SUPPLIED DATA:
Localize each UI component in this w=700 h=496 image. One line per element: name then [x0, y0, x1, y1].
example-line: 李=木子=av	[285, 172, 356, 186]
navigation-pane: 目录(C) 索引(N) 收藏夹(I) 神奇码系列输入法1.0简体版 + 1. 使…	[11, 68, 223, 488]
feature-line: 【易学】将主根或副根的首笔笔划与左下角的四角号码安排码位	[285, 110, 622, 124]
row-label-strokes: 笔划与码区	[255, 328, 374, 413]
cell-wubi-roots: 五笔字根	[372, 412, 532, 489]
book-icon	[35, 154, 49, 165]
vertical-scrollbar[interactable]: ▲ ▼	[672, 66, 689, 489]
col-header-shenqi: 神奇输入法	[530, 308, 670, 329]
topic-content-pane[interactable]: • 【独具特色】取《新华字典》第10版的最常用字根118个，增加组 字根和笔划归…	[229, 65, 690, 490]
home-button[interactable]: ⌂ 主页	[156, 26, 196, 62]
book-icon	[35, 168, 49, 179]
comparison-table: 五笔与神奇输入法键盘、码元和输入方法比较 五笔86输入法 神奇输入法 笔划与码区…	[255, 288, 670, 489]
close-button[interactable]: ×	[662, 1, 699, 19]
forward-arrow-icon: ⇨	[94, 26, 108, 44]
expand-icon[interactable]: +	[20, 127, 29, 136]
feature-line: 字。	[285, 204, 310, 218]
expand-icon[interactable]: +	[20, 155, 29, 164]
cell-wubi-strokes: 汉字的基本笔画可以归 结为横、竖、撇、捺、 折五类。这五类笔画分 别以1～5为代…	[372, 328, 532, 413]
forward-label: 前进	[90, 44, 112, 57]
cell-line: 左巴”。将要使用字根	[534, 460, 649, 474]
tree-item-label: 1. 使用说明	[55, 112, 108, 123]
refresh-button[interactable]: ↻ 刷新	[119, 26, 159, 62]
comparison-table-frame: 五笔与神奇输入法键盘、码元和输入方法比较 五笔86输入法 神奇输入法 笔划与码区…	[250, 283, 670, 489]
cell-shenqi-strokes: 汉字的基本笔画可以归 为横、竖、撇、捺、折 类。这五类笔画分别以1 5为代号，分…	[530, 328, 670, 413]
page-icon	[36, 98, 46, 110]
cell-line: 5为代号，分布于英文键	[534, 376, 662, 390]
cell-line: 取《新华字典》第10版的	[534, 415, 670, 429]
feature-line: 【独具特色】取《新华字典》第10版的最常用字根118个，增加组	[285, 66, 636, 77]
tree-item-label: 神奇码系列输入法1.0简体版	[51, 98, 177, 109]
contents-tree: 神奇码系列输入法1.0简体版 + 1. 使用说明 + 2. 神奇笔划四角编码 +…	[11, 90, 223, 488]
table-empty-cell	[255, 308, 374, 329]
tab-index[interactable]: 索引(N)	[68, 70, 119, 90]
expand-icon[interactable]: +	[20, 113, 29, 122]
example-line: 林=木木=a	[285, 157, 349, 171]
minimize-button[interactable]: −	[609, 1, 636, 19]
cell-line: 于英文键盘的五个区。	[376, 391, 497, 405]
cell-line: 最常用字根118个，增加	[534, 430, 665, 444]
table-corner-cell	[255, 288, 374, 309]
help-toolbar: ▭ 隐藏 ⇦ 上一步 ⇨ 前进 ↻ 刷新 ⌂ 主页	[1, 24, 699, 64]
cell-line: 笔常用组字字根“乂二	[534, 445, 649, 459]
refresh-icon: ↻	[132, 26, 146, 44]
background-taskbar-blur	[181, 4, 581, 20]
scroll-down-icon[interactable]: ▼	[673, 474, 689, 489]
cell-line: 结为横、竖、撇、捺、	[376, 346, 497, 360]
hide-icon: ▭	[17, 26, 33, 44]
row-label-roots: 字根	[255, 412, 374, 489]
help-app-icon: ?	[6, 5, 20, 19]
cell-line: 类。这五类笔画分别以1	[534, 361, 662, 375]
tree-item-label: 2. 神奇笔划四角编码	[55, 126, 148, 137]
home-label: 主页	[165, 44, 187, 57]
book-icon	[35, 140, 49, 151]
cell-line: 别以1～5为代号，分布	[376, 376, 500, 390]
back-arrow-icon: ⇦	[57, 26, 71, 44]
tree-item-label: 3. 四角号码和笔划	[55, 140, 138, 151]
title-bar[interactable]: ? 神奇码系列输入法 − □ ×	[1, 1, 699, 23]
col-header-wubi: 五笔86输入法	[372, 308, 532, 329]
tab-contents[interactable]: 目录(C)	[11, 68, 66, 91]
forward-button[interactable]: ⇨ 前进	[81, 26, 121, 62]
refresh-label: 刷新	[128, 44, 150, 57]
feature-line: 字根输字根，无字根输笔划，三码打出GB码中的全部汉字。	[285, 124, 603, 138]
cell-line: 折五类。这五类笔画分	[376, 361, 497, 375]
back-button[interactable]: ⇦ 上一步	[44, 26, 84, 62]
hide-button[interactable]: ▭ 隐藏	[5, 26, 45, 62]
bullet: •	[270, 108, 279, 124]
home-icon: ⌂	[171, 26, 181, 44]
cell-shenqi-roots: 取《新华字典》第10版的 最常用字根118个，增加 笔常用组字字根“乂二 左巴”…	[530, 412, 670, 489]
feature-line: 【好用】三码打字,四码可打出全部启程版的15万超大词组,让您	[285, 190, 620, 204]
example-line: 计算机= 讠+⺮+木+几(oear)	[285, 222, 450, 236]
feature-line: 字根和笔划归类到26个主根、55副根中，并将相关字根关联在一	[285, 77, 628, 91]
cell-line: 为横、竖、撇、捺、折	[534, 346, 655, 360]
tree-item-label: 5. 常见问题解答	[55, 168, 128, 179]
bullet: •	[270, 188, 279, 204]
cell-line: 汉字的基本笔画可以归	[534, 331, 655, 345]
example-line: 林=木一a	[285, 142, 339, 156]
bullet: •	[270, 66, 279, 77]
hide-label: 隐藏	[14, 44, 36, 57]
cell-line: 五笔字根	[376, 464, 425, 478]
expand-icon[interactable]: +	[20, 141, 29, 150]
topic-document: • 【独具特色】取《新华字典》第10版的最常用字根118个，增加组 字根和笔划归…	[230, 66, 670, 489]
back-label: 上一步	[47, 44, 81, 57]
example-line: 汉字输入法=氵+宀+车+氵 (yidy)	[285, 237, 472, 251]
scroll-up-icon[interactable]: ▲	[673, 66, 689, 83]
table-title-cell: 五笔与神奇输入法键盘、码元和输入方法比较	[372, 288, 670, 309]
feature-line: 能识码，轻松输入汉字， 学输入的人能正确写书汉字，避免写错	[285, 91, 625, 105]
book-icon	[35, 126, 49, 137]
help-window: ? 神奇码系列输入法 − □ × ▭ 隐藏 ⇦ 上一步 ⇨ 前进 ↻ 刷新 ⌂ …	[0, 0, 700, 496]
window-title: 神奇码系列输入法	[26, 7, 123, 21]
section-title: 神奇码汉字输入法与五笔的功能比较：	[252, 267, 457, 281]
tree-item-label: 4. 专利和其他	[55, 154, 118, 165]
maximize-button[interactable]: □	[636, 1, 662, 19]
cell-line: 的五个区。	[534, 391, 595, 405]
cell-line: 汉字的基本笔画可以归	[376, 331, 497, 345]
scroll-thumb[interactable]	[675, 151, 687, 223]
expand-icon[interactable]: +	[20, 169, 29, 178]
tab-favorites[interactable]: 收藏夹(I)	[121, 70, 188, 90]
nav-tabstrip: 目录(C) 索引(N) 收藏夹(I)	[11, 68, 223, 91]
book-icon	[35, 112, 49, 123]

WHAT IS ASKED:
Rewrite the material above as a Markdown table with two columns, "Row" and "Line". Put each line in its own numbered row, and omit blank lines.

THE ANSWER:
| Row | Line |
|---|---|
| 1 | Localize each UI component in this w=700 h=496 image. One line per element: name then [x0, y0, x1, y1]. |
| 2 | example-line: 李=木子=av	[285, 172, 356, 186] |
| 3 | navigation-pane: 目录(C) 索引(N) 收藏夹(I) 神奇码系列输入法1.0简体版 + 1. 使…	[11, 68, 223, 488] |
| 4 | feature-line: 【易学】将主根或副根的首笔笔划与左下角的四角号码安排码位	[285, 110, 622, 124] |
| 5 | row-label-strokes: 笔划与码区	[255, 328, 374, 413] |
| 6 | cell-wubi-roots: 五笔字根	[372, 412, 532, 489] |
| 7 | book-icon	[35, 154, 49, 165] |
| 8 | vertical-scrollbar[interactable]: ▲ ▼	[672, 66, 689, 489] |
| 9 | col-header-shenqi: 神奇输入法	[530, 308, 670, 329] |
| 10 | topic-content-pane[interactable]: • 【独具特色】取《新华字典》第10版的最常用字根118个，增加组 字根和笔划归…	[229, 65, 690, 490] |
| 11 | home-button[interactable]: ⌂ 主页	[156, 26, 196, 62] |
| 12 | book-icon	[35, 168, 49, 179] |
| 13 | comparison-table: 五笔与神奇输入法键盘、码元和输入方法比较 五笔86输入法 神奇输入法 笔划与码区…	[255, 288, 670, 489] |
| 14 | close-button[interactable]: ×	[662, 1, 699, 19] |
| 15 | forward-arrow-icon: ⇨	[94, 26, 108, 44] |
| 16 | expand-icon[interactable]: +	[20, 127, 29, 136] |
| 17 | feature-line: 字。	[285, 204, 310, 218] |
| 18 | expand-icon[interactable]: +	[20, 155, 29, 164] |
| 19 | cell-wubi-strokes: 汉字的基本笔画可以归 结为横、竖、撇、捺、 折五类。这五类笔画分 别以1～5为代…	[372, 328, 532, 413] |
| 20 | forward-label: 前进	[90, 44, 112, 57] |
| 21 | cell-line: 左巴”。将要使用字根	[534, 460, 649, 474] |
| 22 | tree-item-label: 1. 使用说明	[55, 112, 108, 123] |
| 23 | refresh-button[interactable]: ↻ 刷新	[119, 26, 159, 62] |
| 24 | comparison-table-frame: 五笔与神奇输入法键盘、码元和输入方法比较 五笔86输入法 神奇输入法 笔划与码区…	[250, 283, 670, 489] |
| 25 | cell-shenqi-strokes: 汉字的基本笔画可以归 为横、竖、撇、捺、折 类。这五类笔画分别以1 5为代号，分…	[530, 328, 670, 413] |
| 26 | page-icon	[36, 98, 46, 110] |
| 27 | cell-line: 5为代号，分布于英文键	[534, 376, 662, 390] |
| 28 | cell-line: 取《新华字典》第10版的	[534, 415, 670, 429] |
| 29 | feature-line: 【独具特色】取《新华字典》第10版的最常用字根118个，增加组	[285, 66, 636, 77] |
| 30 | tree-item-label: 神奇码系列输入法1.0简体版	[51, 98, 177, 109] |
| 31 | contents-tree: 神奇码系列输入法1.0简体版 + 1. 使用说明 + 2. 神奇笔划四角编码 +…	[11, 90, 223, 488] |
| 32 | table-empty-cell	[255, 308, 374, 329] |
| 33 | tab-index[interactable]: 索引(N)	[68, 70, 119, 90] |
| 34 | expand-icon[interactable]: +	[20, 113, 29, 122] |
| 35 | example-line: 林=木木=a	[285, 157, 349, 171] |
| 36 | minimize-button[interactable]: −	[609, 1, 636, 19] |
| 37 | cell-line: 于英文键盘的五个区。	[376, 391, 497, 405] |
| 38 | cell-line: 最常用字根118个，增加	[534, 430, 665, 444] |
| 39 | table-corner-cell	[255, 288, 374, 309] |
| 40 | help-toolbar: ▭ 隐藏 ⇦ 上一步 ⇨ 前进 ↻ 刷新 ⌂ 主页	[1, 24, 699, 64] |
| 41 | cell-line: 笔常用组字字根“乂二	[534, 445, 649, 459] |
| 42 | refresh-icon: ↻	[132, 26, 146, 44] |
| 43 | background-taskbar-blur	[181, 4, 581, 20] |
| 44 | scroll-down-icon[interactable]: ▼	[673, 474, 689, 489] |
| 45 | cell-line: 结为横、竖、撇、捺、	[376, 346, 497, 360] |
| 46 | hide-icon: ▭	[17, 26, 33, 44] |
| 47 | row-label-roots: 字根	[255, 412, 374, 489] |
| 48 | help-app-icon: ?	[6, 5, 20, 19] |
| 49 | cell-line: 类。这五类笔画分别以1	[534, 361, 662, 375] |
| 50 | tree-item-label: 2. 神奇笔划四角编码	[55, 126, 148, 137] |
| 51 | home-label: 主页	[165, 44, 187, 57] |
| 52 | book-icon	[35, 140, 49, 151] |
| 53 | cell-line: 别以1～5为代号，分布	[376, 376, 500, 390] |
| 54 | back-arrow-icon: ⇦	[57, 26, 71, 44] |
| 55 | tree-item-label: 3. 四角号码和笔划	[55, 140, 138, 151] |
| 56 | title-bar[interactable]: ? 神奇码系列输入法 − □ ×	[1, 1, 699, 23] |
| 57 | col-header-wubi: 五笔86输入法	[372, 308, 532, 329] |
| 58 | tab-contents[interactable]: 目录(C)	[11, 68, 66, 91] |
| 59 | forward-button[interactable]: ⇨ 前进	[81, 26, 121, 62] |
| 60 | refresh-label: 刷新	[128, 44, 150, 57] |
| 61 | feature-line: 字根输字根，无字根输笔划，三码打出GB码中的全部汉字。	[285, 124, 603, 138] |
| 62 | cell-line: 折五类。这五类笔画分	[376, 361, 497, 375] |
| 63 | back-button[interactable]: ⇦ 上一步	[44, 26, 84, 62] |
| 64 | hide-button[interactable]: ▭ 隐藏	[5, 26, 45, 62] |
| 65 | bullet: •	[270, 108, 279, 124] |
| 66 | home-icon: ⌂	[171, 26, 181, 44] |
| 67 | cell-shenqi-roots: 取《新华字典》第10版的 最常用字根118个，增加 笔常用组字字根“乂二 左巴”…	[530, 412, 670, 489] |
| 68 | feature-line: 【好用】三码打字,四码可打出全部启程版的15万超大词组,让您	[285, 190, 620, 204] |
| 69 | example-line: 计算机= 讠+⺮+木+几(oear)	[285, 222, 450, 236] |
| 70 | feature-line: 字根和笔划归类到26个主根、55副根中，并将相关字根关联在一	[285, 77, 628, 91] |
| 71 | cell-line: 为横、竖、撇、捺、折	[534, 346, 655, 360] |
| 72 | tree-item-label: 5. 常见问题解答	[55, 168, 128, 179] |
| 73 | bullet: •	[270, 188, 279, 204] |
| 74 | cell-line: 汉字的基本笔画可以归	[534, 331, 655, 345] |
| 75 | example-line: 林=木一a	[285, 142, 339, 156] |
| 76 | bullet: •	[270, 66, 279, 77] |
| 77 | hide-label: 隐藏	[14, 44, 36, 57] |
| 78 | cell-line: 五笔字根	[376, 464, 425, 478] |
| 79 | expand-icon[interactable]: +	[20, 141, 29, 150] |
| 80 | topic-document: • 【独具特色】取《新华字典》第10版的最常用字根118个，增加组 字根和笔划归…	[230, 66, 670, 489] |
| 81 | back-label: 上一步	[47, 44, 81, 57] |
| 82 | example-line: 汉字输入法=氵+宀+车+氵 (yidy)	[285, 237, 472, 251] |
| 83 | scroll-up-icon[interactable]: ▲	[673, 66, 689, 83] |
| 84 | table-title-cell: 五笔与神奇输入法键盘、码元和输入方法比较	[372, 288, 670, 309] |
| 85 | feature-line: 能识码，轻松输入汉字， 学输入的人能正确写书汉字，避免写错	[285, 91, 625, 105] |
| 86 | book-icon	[35, 126, 49, 137] |
| 87 | help-window: ? 神奇码系列输入法 − □ × ▭ 隐藏 ⇦ 上一步 ⇨ 前进 ↻ 刷新 ⌂ …	[0, 0, 700, 496] |
| 88 | window-title: 神奇码系列输入法	[26, 7, 123, 21] |
| 89 | section-title: 神奇码汉字输入法与五笔的功能比较：	[252, 267, 457, 281] |
| 90 | tree-item-label: 4. 专利和其他	[55, 154, 118, 165] |
| 91 | maximize-button[interactable]: □	[636, 1, 662, 19] |
| 92 | cell-line: 的五个区。	[534, 391, 595, 405] |
| 93 | cell-line: 汉字的基本笔画可以归	[376, 331, 497, 345] |
| 94 | scroll-thumb[interactable]	[675, 151, 687, 223] |
| 95 | expand-icon[interactable]: +	[20, 169, 29, 178] |
| 96 | tab-favorites[interactable]: 收藏夹(I)	[121, 70, 188, 90] |
| 97 | nav-tabstrip: 目录(C) 索引(N) 收藏夹(I)	[11, 68, 223, 91] |
| 98 | book-icon	[35, 112, 49, 123] |